» **Istruzione operativa A**
Nel testo sul radiocomando, che cosa consente l'inverter?
» **Istruzione operativa B**
Prosegui il testo sul radiocomando a partire dalla sua ultima frase.

Il radiocomando cambia il punto da cui si segue la manovra
La posizione dell’operatore incide sulla qualità del movimento. Con una pulsantiera collegata all’impianto, chi comanda il sollevamento deve rimanere entro lo spazio consentito dal cavo; un radiocomando permette invece di scegliere il punto da cui il carico e la zona di arrivo si vedono meglio. Questa libertà è utile quando il componente da movimentare è ingombrante, quando lungo il percorso ci sono macchinari o scaffali e quando la persona deve accompagnare lo spostamento senza perdere di vista ciò che accade dall’altra parte. Vedere bene il tragitto aiuta a evitare blocchi e ripartenze, che allungano la manovra e fanno oscillare il carico. Anche l’inverter interviene su questo aspetto, perché consente partenze e rallentamenti più graduali e permette di usare velocità diverse nelle varie fasi dello spostamento. Comando e visuale devono procedere di pari passo: un sistema più flessibile serve davvero quando rende chiara la manovra e si inserisce nelle abitudini del reparto senza aggiungere passaggi inutili.

Voci contenute in un dataset:
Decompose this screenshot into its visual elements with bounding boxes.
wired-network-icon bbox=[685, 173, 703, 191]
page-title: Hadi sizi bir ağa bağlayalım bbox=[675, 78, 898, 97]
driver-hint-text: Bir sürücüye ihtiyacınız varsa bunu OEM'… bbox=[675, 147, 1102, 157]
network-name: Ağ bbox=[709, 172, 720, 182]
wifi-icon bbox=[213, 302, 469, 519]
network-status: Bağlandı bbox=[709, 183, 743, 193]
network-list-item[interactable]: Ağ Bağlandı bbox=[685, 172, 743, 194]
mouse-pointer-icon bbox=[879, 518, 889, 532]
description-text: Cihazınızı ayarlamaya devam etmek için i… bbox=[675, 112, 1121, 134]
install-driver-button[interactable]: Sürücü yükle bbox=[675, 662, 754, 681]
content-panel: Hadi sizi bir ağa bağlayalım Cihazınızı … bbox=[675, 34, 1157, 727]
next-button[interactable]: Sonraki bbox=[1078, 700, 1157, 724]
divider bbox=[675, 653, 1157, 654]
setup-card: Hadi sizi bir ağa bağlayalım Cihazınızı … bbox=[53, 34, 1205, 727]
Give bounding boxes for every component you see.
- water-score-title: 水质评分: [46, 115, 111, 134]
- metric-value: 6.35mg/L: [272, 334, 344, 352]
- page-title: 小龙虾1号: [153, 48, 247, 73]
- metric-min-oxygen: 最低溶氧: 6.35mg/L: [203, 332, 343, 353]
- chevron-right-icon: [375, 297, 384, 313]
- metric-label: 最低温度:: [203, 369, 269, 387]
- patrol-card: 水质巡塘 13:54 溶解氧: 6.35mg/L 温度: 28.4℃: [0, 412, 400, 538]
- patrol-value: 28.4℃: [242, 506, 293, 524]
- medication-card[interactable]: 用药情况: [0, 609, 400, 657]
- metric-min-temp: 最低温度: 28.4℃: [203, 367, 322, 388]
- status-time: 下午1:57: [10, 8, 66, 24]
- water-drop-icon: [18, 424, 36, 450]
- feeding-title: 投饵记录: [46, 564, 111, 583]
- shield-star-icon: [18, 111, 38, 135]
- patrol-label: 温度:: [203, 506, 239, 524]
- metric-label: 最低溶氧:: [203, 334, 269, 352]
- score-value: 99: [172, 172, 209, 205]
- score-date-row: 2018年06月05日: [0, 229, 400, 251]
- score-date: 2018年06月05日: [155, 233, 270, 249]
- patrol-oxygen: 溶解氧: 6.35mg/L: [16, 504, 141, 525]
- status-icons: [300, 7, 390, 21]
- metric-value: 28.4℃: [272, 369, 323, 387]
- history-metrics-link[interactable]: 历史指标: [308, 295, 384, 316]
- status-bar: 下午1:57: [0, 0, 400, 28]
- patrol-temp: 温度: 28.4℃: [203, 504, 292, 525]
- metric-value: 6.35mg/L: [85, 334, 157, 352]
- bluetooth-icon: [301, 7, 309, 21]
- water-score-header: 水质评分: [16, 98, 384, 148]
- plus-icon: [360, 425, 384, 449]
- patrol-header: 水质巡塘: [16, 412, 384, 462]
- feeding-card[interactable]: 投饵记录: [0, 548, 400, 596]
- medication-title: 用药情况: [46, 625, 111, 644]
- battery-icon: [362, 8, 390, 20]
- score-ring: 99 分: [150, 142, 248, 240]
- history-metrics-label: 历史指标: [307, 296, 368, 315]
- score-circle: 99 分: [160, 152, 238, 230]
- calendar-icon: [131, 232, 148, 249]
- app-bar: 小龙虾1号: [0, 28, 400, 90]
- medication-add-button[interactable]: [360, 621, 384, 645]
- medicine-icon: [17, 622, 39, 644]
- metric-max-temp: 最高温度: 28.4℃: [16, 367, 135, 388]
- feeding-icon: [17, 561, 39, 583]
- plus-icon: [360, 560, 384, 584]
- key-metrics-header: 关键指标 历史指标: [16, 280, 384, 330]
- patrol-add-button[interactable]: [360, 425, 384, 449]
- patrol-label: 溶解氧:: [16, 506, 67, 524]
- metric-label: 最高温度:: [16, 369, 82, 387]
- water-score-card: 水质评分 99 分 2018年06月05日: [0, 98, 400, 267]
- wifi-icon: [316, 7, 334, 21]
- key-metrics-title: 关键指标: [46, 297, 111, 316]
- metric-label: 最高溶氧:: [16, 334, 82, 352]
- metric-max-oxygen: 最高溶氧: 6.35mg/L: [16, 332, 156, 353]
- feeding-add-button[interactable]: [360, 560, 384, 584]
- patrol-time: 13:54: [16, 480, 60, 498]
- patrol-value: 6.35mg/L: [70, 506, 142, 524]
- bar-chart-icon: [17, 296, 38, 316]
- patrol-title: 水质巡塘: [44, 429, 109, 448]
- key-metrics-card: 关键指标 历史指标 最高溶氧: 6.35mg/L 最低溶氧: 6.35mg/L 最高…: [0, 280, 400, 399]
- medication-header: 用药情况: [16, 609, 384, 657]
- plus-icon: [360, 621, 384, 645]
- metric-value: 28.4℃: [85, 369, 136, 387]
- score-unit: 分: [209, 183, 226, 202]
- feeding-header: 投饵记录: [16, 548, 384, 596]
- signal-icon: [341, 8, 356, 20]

» **Risposta scritta A**
Consente partenze e rallentamenti più graduali e permette di usare velocità diverse nelle varie fasi dello spostamento.

» **Risposta scritta B**
Conoscere il peso evita controlli ripetuti
In molte lavorazioni il peso del carico deve essere conosciuto prima di passare alla fase successiva. Se questa informazione viene raccolta sempre in un punto differente, il materiale può dover essere posato, pesato e sollevato di nuovo, con un’interruzione che si ripete per ogni lotto o componente. I sistemi di pesatura integrati nella movimentazione consentono di ottenere il dato mentre il componente viene spostato, così l’operatore può verificare il carico senza aggiungere un trasferimento dedicato. Tutto ciò aiuta anche chi deve preparare la lavorazione successiva, organizzare un imballaggio oppure confermare che il materiale corrisponda a quanto previsto. Non tutte le aziende hanno le stesse necessità e non tutti i movimenti devono essere registrati: prima di inserire un nuovo sistema bisogna capire quale informazione manca davvero e chi dovrà utilizzarla. La pesatura è utile quando elimina un dubbio o un passaggio, fornendo un dato chiaro mentre il ciclo prosegue.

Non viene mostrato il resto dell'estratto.